Material shown
────────────────

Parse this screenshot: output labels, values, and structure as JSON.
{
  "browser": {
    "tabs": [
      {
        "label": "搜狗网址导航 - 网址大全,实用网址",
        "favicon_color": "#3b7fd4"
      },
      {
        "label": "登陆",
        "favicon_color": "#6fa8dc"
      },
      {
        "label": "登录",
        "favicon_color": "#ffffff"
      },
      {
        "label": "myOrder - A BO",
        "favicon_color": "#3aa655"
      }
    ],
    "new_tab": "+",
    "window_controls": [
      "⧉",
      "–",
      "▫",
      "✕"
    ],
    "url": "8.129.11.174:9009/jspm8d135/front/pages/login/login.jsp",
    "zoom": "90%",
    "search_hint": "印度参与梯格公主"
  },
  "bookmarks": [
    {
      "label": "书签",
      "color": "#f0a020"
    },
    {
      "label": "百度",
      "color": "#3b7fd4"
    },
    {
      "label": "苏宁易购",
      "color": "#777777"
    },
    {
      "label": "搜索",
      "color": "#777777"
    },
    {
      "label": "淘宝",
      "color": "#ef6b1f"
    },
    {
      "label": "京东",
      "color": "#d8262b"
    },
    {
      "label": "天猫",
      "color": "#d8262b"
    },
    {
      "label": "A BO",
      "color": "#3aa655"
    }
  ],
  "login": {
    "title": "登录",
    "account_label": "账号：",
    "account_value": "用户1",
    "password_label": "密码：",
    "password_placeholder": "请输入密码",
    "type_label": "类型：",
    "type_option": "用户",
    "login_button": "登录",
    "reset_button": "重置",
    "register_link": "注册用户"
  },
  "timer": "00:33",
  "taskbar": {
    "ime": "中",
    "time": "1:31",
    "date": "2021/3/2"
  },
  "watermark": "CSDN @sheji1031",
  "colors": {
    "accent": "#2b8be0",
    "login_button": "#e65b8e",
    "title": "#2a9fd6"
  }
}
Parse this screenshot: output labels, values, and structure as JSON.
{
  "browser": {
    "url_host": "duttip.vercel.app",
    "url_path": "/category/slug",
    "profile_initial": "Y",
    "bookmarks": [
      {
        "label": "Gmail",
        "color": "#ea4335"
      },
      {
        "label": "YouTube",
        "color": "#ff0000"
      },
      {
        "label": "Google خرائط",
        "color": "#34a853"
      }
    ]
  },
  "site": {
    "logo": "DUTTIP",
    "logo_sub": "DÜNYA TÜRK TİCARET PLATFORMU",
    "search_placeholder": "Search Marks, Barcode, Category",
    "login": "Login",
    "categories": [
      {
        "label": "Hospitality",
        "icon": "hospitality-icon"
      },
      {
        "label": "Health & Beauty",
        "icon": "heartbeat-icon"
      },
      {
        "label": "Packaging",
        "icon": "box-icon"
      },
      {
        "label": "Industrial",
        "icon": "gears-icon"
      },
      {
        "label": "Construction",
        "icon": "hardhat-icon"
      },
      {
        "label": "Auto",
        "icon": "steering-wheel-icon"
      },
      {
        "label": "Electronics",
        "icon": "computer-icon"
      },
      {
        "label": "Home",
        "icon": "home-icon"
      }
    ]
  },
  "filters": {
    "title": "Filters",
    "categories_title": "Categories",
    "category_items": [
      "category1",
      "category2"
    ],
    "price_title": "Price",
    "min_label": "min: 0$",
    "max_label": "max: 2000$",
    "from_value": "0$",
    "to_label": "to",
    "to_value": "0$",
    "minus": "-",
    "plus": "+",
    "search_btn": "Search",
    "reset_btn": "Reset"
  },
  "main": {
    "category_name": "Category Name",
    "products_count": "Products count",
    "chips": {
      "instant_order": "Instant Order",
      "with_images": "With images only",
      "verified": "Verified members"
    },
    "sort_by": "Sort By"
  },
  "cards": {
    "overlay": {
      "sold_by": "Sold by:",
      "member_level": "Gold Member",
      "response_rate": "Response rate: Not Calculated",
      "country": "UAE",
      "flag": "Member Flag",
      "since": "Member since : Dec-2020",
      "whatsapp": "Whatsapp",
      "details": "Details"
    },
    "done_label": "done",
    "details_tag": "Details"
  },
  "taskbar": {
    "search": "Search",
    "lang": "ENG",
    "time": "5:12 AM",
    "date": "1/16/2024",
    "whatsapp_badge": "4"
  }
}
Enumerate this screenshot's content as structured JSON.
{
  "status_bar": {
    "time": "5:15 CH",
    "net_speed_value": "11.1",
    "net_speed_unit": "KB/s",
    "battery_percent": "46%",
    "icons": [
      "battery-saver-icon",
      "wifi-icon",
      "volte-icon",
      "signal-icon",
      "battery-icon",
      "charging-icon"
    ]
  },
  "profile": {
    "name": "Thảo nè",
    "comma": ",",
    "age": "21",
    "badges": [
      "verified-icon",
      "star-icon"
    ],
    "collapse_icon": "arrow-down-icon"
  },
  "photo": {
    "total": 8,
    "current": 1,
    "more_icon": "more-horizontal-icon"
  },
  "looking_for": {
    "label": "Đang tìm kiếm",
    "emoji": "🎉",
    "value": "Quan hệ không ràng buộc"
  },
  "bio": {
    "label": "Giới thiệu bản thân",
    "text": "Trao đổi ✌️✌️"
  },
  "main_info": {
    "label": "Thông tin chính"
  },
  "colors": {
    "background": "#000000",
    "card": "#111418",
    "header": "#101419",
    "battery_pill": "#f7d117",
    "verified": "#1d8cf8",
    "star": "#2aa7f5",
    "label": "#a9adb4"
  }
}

────────────────

What to work on
Exact output of every entry is required.

Solution to this exercise
Parse this screenshot: output labels, values, and structure as JSON.
{
  "browser": {
    "tabs": [
      {
        "label": "搜狗网址导航 - 网址大全,实用网址",
        "favicon_color": "#3b7fd4"
      },
      {
        "label": "登陆",
        "favicon_color": "#6fa8dc"
      },
      {
        "label": "登录",
        "favicon_color": "#ffffff"
      },
      {
        "label": "myOrder - A BO",
        "favicon_color": "#3aa655"
      }
    ],
    "new_tab": "+",
    "window_controls": [
      "⧉",
      "–",
      "▫",
      "✕"
    ],
    "url": "8.129.11.174:9009/jspm8d135/front/pages/login/login.jsp",
    "zoom": "90%",
    "search_hint": "印度参与梯格公主"
  },
  "bookmarks": [
    {
      "label": "书签",
      "color": "#f0a020"
    },
    {
      "label": "百度",
      "color": "#3b7fd4"
    },
    {
      "label": "苏宁易购",
      "color": "#777777"
    },
    {
      "label": "搜索",
      "color": "#777777"
    },
    {
      "label": "淘宝",
      "color": "#ef6b1f"
    },
    {
      "label": "京东",
      "color": "#d8262b"
    },
    {
      "label": "天猫",
      "color": "#d8262b"
    },
    {
      "label": "A BO",
      "color": "#3aa655"
    }
  ],
  "login": {
    "title": "登录",
    "account_label": "账号：",
    "account_value": "用户1",
    "password_label": "密码：",
    "password_placeholder": "请输入密码",
    "type_label": "类型：",
    "type_option": "用户",
    "login_button": "登录",
    "reset_button": "重置",
    "register_link": "注册用户"
  },
  "timer": "00:33",
  "taskbar": {
    "ime": "中",
    "time": "1:31",
    "date": "2021/3/2"
  },
  "watermark": "CSDN @sheji1031",
  "colors": {
    "accent": "#2b8be0",
    "login_button": "#e65b8e",
    "title": "#2a9fd6"
  }
}
Parse this screenshot: output labels, values, and structure as JSON.
{
  "browser": {
    "url_host": "duttip.vercel.app",
    "url_path": "/category/slug",
    "profile_initial": "Y",
    "bookmarks": [
      {
        "label": "Gmail",
        "color": "#ea4335"
      },
      {
        "label": "YouTube",
        "color": "#ff0000"
      },
      {
        "label": "Google خرائط",
        "color": "#34a853"
      }
    ]
  },
  "site": {
    "logo": "DUTTIP",
    "logo_sub": "DÜNYA TÜRK TİCARET PLATFORMU",
    "search_placeholder": "Search Marks, Barcode, Category",
    "login": "Login",
    "categories": [
      {
        "label": "Hospitality",
        "icon": "hospitality-icon"
      },
      {
        "label": "Health & Beauty",
        "icon": "heartbeat-icon"
      },
      {
        "label": "Packaging",
        "icon": "box-icon"
      },
      {
        "label": "Industrial",
        "icon": "gears-icon"
      },
      {
        "label": "Construction",
        "icon": "hardhat-icon"
      },
      {
        "label": "Auto",
        "icon": "steering-wheel-icon"
      },
      {
        "label": "Electronics",
        "icon": "computer-icon"
      },
      {
        "label": "Home",
        "icon": "home-icon"
      }
    ]
  },
  "filters": {
    "title": "Filters",
    "categories_title": "Categories",
    "category_items": [
      "category1",
      "category2"
    ],
    "price_title": "Price",
    "min_label": "min: 0$",
    "max_label": "max: 2000$",
    "from_value": "0$",
    "to_label": "to",
    "to_value": "0$",
    "minus": "-",
    "plus": "+",
    "search_btn": "Search",
    "reset_btn": "Reset"
  },
  "main": {
    "category_name": "Category Name",
    "products_count": "Products count",
    "chips": {
      "instant_order": "Instant Order",
      "with_images": "With images only",
      "verified": "Verified members"
    },
    "sort_by": "Sort By"
  },
  "cards": {
    "overlay": {
      "sold_by": "Sold by:",
      "member_level": "Gold Member",
      "response_rate": "Response rate: Not Calculated",
      "country": "UAE",
      "flag": "Member Flag",
      "since": "Member since : Dec-2020",
      "whatsapp": "Whatsapp",
      "details": "Details"
    },
    "done_label": "done",
    "details_tag": "Details"
  },
  "taskbar": {
    "search": "Search",
    "lang": "ENG",
    "time": "5:12 AM",
    "date": "1/16/2024",
    "whatsapp_badge": "4"
  }
}
Enumerate this screenshot's content as structured JSON.
{
  "status_bar": {
    "time": "5:15 CH",
    "net_speed_value": "11.1",
    "net_speed_unit": "KB/s",
    "battery_percent": "46%",
    "icons": [
      "battery-saver-icon",
      "wifi-icon",
      "volte-icon",
      "signal-icon",
      "battery-icon",
      "charging-icon"
    ]
  },
  "profile": {
    "name": "Thảo nè",
    "comma": ",",
    "age": "21",
    "badges": [
      "verified-icon",
      "star-icon"
    ],
    "collapse_icon": "arrow-down-icon"
  },
  "photo": {
    "total": 8,
    "current": 1,
    "more_icon": "more-horizontal-icon"
  },
  "looking_for": {
    "label": "Đang tìm kiếm",
    "emoji": "🎉",
    "value": "Quan hệ không ràng buộc"
  },
  "bio": {
    "label": "Giới thiệu bản thân",
    "text": "Trao đổi ✌️✌️"
  },
  "main_info": {
    "label": "Thông tin chính"
  },
  "colors": {
    "background": "#000000",
    "card": "#111418",
    "header": "#101419",
    "battery_pill": "#f7d117",
    "verified": "#1d8cf8",
    "star": "#2aa7f5",
    "label": "#a9adb4"
  }
}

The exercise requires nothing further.